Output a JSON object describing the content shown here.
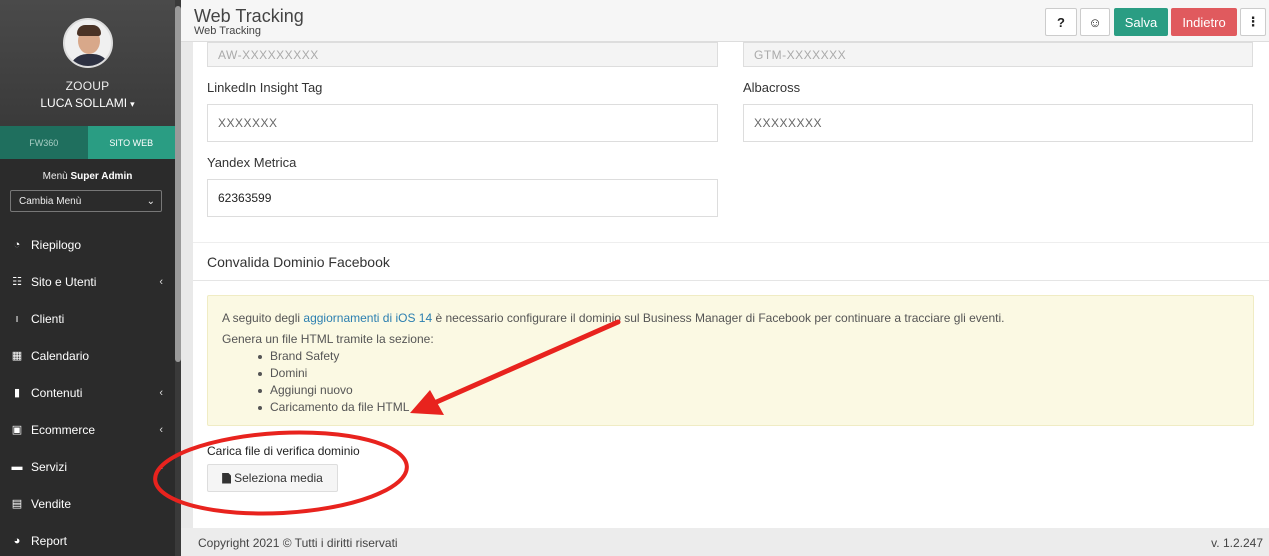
{
  "sidebar": {
    "org": "ZOOUP",
    "user": "LUCA SOLLAMI",
    "tabs": [
      "FW360",
      "SITO WEB"
    ],
    "menu_title_prefix": "Menù",
    "menu_title_bold": "Super Admin",
    "menu_select_value": "Cambia Menù",
    "items": [
      {
        "label": "Riepilogo",
        "icon": "gauge-icon"
      },
      {
        "label": "Sito e Utenti",
        "icon": "sitemap-icon",
        "has_submenu": true
      },
      {
        "label": "Clienti",
        "icon": "person-icon"
      },
      {
        "label": "Calendario",
        "icon": "calendar-icon"
      },
      {
        "label": "Contenuti",
        "icon": "file-icon",
        "has_submenu": true
      },
      {
        "label": "Ecommerce",
        "icon": "money-icon",
        "has_submenu": true
      },
      {
        "label": "Servizi",
        "icon": "briefcase-icon",
        "has_submenu": true
      },
      {
        "label": "Vendite",
        "icon": "calculator-icon"
      },
      {
        "label": "Report",
        "icon": "pie-chart-icon"
      }
    ]
  },
  "header": {
    "title": "Web Tracking",
    "subtitle": "Web Tracking",
    "help_label": "?",
    "save_label": "Salva",
    "back_label": "Indietro"
  },
  "form": {
    "google_ads_placeholder": "AW-XXXXXXXXX",
    "gtm_placeholder": "GTM-XXXXXXX",
    "linkedin_label": "LinkedIn Insight Tag",
    "linkedin_placeholder": "XXXXXXX",
    "albacross_label": "Albacross",
    "albacross_placeholder": "XXXXXXXX",
    "yandex_label": "Yandex Metrica",
    "yandex_value": "62363599"
  },
  "facebook": {
    "section_title": "Convalida Dominio Facebook",
    "notice_pre": "A seguito degli ",
    "notice_link": "aggiornamenti di iOS 14",
    "notice_post": " è necessario configurare il dominio sul Business Manager di Facebook per continuare a tracciare gli eventi.",
    "notice_intro": "Genera un file HTML tramite la sezione:",
    "steps": [
      "Brand Safety",
      "Domini",
      "Aggiungi nuovo",
      "Caricamento da file HTML"
    ],
    "upload_label": "Carica file di verifica dominio",
    "upload_button": "Seleziona media"
  },
  "footer": {
    "copyright": "Copyright 2021 © Tutti i diritti riservati",
    "version": "v. 1.2.247"
  },
  "colors": {
    "accent": "#2a9d83",
    "danger": "#e05a5e",
    "annotation": "#e8231e"
  }
}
○ ○ ○ ○
• **EXERCISE DETAILS**
Repeat the records in full, exactly as they appear, without the pictures.

• **ANSWER**
Output a JSON object describing the content shown here.
{
  "sidebar": {
    "org": "ZOOUP",
    "user": "LUCA SOLLAMI",
    "tabs": [
      "FW360",
      "SITO WEB"
    ],
    "menu_title_prefix": "Menù",
    "menu_title_bold": "Super Admin",
    "menu_select_value": "Cambia Menù",
    "items": [
      {
        "label": "Riepilogo",
        "icon": "gauge-icon"
      },
      {
        "label": "Sito e Utenti",
        "icon": "sitemap-icon",
        "has_submenu": true
      },
      {
        "label": "Clienti",
        "icon": "person-icon"
      },
      {
        "label": "Calendario",
        "icon": "calendar-icon"
      },
      {
        "label": "Contenuti",
        "icon": "file-icon",
        "has_submenu": true
      },
      {
        "label": "Ecommerce",
        "icon": "money-icon",
        "has_submenu": true
      },
      {
        "label": "Servizi",
        "icon": "briefcase-icon",
        "has_submenu": true
      },
      {
        "label": "Vendite",
        "icon": "calculator-icon"
      },
      {
        "label": "Report",
        "icon": "pie-chart-icon"
      }
    ]
  },
  "header": {
    "title": "Web Tracking",
    "subtitle": "Web Tracking",
    "help_label": "?",
    "save_label": "Salva",
    "back_label": "Indietro"
  },
  "form": {
    "google_ads_placeholder": "AW-XXXXXXXXX",
    "gtm_placeholder": "GTM-XXXXXXX",
    "linkedin_label": "LinkedIn Insight Tag",
    "linkedin_placeholder": "XXXXXXX",
    "albacross_label": "Albacross",
    "albacross_placeholder": "XXXXXXXX",
    "yandex_label": "Yandex Metrica",
    "yandex_value": "62363599"
  },
  "facebook": {
    "section_title": "Convalida Dominio Facebook",
    "notice_pre": "A seguito degli ",
    "notice_link": "aggiornamenti di iOS 14",
    "notice_post": " è necessario configurare il dominio sul Business Manager di Facebook per continuare a tracciare gli eventi.",
    "notice_intro": "Genera un file HTML tramite la sezione:",
    "steps": [
      "Brand Safety",
      "Domini",
      "Aggiungi nuovo",
      "Caricamento da file HTML"
    ],
    "upload_label": "Carica file di verifica dominio",
    "upload_button": "Seleziona media"
  },
  "footer": {
    "copyright": "Copyright 2021 © Tutti i diritti riservati",
    "version": "v. 1.2.247"
  },
  "colors": {
    "accent": "#2a9d83",
    "danger": "#e05a5e",
    "annotation": "#e8231e"
  }
}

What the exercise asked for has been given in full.